Job |
Reproduce every record below exactly as it appears.
··· Data for this exercise ···
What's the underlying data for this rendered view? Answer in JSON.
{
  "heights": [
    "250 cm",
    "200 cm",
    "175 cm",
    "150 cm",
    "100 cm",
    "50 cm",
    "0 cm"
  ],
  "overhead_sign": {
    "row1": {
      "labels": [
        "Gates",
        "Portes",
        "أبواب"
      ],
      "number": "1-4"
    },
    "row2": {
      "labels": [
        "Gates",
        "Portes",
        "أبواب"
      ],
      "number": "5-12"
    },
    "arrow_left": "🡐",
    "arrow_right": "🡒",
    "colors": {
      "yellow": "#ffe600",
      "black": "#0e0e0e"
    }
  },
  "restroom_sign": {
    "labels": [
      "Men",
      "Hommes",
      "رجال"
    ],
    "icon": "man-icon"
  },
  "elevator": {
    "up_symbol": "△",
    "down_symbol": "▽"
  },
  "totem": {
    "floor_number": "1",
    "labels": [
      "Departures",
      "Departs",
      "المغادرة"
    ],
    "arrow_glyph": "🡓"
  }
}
···
Answer in full |
What's the underlying data for this rendered view? Answer in JSON.
{
  "heights": [
    "250 cm",
    "200 cm",
    "175 cm",
    "150 cm",
    "100 cm",
    "50 cm",
    "0 cm"
  ],
  "overhead_sign": {
    "row1": {
      "labels": [
        "Gates",
        "Portes",
        "أبواب"
      ],
      "number": "1-4"
    },
    "row2": {
      "labels": [
        "Gates",
        "Portes",
        "أبواب"
      ],
      "number": "5-12"
    },
    "arrow_left": "🡐",
    "arrow_right": "🡒",
    "colors": {
      "yellow": "#ffe600",
      "black": "#0e0e0e"
    }
  },
  "restroom_sign": {
    "labels": [
      "Men",
      "Hommes",
      "رجال"
    ],
    "icon": "man-icon"
  },
  "elevator": {
    "up_symbol": "△",
    "down_symbol": "▽"
  },
  "totem": {
    "floor_number": "1",
    "labels": [
      "Departures",
      "Departs",
      "المغادرة"
    ],
    "arrow_glyph": "🡓"
  }
}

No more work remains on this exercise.